**PROBLEM TO WORK ON:** Check each line of the material below for "بتاريخ", then copy the ones that contain it.

* * *

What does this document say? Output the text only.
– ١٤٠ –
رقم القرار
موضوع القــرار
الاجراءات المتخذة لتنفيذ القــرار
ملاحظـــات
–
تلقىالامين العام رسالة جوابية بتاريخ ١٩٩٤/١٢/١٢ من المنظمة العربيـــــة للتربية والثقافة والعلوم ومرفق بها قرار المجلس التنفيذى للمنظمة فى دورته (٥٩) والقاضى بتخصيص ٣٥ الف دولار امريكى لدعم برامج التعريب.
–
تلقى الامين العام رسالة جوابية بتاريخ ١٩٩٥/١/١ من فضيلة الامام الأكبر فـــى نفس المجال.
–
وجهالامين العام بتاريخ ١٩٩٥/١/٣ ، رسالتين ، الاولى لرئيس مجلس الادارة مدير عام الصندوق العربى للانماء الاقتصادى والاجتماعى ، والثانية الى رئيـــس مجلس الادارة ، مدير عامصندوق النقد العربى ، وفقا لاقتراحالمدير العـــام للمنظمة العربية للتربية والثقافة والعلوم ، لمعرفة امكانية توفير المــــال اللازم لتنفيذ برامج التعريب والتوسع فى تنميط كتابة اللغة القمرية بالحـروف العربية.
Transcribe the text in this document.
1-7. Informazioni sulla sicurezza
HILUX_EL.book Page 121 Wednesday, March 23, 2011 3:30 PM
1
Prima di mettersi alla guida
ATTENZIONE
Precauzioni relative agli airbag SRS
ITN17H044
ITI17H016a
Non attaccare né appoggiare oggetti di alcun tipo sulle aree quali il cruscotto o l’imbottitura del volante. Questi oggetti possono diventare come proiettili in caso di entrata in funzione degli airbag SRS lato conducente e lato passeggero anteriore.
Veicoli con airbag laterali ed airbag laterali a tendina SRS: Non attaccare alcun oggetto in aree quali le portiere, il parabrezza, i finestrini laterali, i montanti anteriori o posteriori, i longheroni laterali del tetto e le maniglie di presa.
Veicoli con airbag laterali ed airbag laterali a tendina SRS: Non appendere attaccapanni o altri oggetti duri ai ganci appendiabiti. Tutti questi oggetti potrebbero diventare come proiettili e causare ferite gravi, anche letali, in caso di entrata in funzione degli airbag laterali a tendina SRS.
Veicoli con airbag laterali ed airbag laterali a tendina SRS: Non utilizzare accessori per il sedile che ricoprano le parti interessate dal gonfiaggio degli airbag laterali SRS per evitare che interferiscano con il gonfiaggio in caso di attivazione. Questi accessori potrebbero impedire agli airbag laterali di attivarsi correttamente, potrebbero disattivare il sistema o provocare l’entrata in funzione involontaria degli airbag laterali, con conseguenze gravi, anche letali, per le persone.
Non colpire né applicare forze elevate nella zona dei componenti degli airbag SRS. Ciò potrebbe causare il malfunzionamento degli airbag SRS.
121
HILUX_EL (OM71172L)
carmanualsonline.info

* * *

**SOLVED EXERCISE:**
تلقىالامين العام رسالة جوابية بتاريخ ١٩٩٤/١٢/١٢ من المنظمة العربيـــــة للتربية والثقافة والعلوم ومرفق بها قرار المجلس التنفيذى للمنظمة فى دورته (٥٩) والقاضى بتخصيص ٣٥ الف دولار امريكى لدعم برامج التعريب.
تلقى الامين العام رسالة جوابية بتاريخ ١٩٩٥/١/١ من فضيلة الامام الأكبر فـــى نفس المجال.
وجهالامين العام بتاريخ ١٩٩٥/١/٣ ، رسالتين ، الاولى لرئيس مجلس الادارة مدير عام الصندوق العربى للانماء الاقتصادى والاجتماعى ، والثانية الى رئيـــس مجلس الادارة ، مدير عامصندوق النقد العربى ، وفقا لاقتراحالمدير العـــام للمنظمة العربية للتربية والثقافة والعلوم ، لمعرفة امكانية توفير المــــال اللازم لتنفيذ برامج التعريب والتوسع فى تنميط كتابة اللغة القمرية بالحـروف العربية.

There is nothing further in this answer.